- _Goal_: Wherever "realisatie" appears in a line, list that line.

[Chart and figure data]
-------------------------

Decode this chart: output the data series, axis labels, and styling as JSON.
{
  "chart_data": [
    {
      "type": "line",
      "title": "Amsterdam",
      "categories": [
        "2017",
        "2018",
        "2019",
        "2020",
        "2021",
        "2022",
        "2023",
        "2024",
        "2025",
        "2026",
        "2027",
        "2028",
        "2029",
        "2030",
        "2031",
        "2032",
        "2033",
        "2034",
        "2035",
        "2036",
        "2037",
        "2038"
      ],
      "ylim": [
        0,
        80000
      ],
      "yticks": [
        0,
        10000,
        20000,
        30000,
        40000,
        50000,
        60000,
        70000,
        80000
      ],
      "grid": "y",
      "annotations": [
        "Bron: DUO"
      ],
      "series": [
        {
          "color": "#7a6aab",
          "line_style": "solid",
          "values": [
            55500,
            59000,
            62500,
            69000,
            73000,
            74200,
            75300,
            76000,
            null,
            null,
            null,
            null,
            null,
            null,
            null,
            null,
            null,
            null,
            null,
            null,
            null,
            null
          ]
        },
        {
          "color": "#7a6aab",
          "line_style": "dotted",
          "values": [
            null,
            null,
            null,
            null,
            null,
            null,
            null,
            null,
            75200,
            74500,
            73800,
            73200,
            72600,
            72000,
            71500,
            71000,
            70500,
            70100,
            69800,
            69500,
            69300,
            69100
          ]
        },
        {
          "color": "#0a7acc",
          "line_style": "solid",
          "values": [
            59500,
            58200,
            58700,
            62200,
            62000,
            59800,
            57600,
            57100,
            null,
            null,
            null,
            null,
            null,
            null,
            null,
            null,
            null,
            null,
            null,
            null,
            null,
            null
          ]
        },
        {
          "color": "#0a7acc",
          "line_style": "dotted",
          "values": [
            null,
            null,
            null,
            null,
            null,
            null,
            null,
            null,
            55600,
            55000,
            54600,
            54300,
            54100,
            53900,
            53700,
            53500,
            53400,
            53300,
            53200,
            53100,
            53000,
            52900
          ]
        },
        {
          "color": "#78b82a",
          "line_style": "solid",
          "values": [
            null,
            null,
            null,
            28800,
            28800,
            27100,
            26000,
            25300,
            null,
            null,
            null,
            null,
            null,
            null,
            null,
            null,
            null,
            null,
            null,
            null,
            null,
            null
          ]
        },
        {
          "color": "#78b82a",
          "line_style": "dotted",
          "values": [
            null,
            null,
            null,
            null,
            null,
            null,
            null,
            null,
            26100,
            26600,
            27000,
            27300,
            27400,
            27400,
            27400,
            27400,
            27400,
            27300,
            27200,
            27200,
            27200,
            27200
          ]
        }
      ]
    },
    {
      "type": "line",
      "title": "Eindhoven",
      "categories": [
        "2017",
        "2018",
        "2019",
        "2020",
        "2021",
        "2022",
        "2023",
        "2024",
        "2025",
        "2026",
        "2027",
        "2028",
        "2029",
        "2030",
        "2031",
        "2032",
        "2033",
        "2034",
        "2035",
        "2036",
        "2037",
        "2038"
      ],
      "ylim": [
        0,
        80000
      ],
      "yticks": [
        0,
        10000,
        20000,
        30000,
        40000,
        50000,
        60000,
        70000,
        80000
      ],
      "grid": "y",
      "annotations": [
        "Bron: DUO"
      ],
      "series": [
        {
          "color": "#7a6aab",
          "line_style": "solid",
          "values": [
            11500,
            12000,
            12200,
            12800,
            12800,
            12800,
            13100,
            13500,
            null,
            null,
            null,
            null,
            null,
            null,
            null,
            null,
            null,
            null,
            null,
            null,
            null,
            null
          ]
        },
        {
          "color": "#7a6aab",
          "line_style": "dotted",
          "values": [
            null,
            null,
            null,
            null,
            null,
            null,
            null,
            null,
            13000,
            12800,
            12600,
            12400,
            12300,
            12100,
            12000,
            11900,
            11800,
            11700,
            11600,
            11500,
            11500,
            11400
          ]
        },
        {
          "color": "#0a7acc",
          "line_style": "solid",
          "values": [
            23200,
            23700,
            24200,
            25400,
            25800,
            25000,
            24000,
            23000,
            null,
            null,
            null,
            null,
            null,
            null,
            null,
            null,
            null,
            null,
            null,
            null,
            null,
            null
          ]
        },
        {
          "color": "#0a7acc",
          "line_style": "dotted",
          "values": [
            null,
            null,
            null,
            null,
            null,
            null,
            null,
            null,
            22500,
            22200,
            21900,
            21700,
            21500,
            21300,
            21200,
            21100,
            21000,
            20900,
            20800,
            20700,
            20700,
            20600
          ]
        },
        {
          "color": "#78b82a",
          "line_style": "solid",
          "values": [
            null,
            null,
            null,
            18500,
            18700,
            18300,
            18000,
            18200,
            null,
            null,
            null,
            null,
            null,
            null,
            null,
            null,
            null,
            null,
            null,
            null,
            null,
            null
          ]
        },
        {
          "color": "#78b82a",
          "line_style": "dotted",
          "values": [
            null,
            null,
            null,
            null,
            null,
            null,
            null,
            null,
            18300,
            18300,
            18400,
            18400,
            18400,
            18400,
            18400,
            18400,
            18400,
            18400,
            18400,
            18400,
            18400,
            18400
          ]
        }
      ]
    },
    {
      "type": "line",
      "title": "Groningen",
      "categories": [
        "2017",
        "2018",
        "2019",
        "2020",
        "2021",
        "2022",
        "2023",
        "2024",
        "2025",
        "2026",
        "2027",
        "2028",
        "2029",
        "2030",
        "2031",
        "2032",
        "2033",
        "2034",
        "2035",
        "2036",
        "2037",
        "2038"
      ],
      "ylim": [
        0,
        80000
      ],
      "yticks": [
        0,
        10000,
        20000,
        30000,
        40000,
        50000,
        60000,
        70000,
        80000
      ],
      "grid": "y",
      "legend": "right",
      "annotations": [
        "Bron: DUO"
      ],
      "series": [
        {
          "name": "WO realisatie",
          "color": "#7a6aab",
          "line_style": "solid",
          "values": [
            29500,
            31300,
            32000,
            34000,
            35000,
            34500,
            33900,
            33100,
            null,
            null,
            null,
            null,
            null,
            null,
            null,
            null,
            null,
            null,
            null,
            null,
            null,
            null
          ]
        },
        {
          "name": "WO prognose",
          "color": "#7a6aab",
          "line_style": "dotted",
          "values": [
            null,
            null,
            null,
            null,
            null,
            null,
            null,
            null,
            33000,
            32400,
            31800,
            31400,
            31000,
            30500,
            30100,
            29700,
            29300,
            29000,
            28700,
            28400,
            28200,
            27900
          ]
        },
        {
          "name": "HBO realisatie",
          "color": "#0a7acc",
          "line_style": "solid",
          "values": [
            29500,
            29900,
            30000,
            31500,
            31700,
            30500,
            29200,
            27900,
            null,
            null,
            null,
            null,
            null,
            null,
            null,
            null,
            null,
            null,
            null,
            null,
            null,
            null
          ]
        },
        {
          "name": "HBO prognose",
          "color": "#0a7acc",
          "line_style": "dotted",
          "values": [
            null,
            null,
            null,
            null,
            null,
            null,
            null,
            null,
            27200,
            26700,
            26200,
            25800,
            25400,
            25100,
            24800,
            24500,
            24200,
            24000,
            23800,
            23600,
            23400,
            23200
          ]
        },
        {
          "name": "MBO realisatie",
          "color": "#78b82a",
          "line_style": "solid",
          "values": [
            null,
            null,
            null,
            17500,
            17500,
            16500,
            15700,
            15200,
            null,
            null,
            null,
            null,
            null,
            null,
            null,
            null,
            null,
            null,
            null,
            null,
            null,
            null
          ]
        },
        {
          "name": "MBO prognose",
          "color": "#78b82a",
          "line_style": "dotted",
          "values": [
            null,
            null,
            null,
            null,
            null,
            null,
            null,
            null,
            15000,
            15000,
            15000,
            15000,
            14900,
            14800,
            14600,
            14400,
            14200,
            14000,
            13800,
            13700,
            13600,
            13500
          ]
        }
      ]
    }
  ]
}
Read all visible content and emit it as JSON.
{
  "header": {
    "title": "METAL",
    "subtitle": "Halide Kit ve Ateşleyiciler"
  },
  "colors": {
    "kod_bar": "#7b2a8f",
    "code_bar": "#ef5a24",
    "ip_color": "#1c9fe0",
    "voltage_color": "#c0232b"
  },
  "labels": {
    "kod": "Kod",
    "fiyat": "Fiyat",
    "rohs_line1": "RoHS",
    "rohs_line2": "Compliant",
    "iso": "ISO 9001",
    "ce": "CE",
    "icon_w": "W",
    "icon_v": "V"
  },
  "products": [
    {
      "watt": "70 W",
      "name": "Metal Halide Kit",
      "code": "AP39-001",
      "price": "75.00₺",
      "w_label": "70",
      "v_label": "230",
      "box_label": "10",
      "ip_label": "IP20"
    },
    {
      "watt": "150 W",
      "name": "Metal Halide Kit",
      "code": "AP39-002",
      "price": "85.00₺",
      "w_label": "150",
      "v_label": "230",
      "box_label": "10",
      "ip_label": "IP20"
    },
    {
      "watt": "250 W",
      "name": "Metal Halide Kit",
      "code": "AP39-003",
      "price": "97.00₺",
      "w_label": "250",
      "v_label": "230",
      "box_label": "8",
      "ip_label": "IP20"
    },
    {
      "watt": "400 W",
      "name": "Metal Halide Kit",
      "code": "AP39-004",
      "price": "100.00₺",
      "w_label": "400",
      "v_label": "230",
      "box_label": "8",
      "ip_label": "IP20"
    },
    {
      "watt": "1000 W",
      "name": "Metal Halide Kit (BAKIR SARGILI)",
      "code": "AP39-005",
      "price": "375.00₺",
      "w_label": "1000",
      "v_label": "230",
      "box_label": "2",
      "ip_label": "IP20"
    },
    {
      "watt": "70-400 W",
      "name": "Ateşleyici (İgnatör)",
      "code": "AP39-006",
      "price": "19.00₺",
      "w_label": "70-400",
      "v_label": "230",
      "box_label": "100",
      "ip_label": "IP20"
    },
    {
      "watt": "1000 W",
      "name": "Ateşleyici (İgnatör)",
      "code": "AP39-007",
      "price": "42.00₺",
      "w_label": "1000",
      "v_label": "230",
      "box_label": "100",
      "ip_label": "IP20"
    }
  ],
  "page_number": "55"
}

-------------------------

- _Expected answer_:
          "name": "WO realisatie",
          "name": "HBO realisatie",
          "name": "MBO realisatie",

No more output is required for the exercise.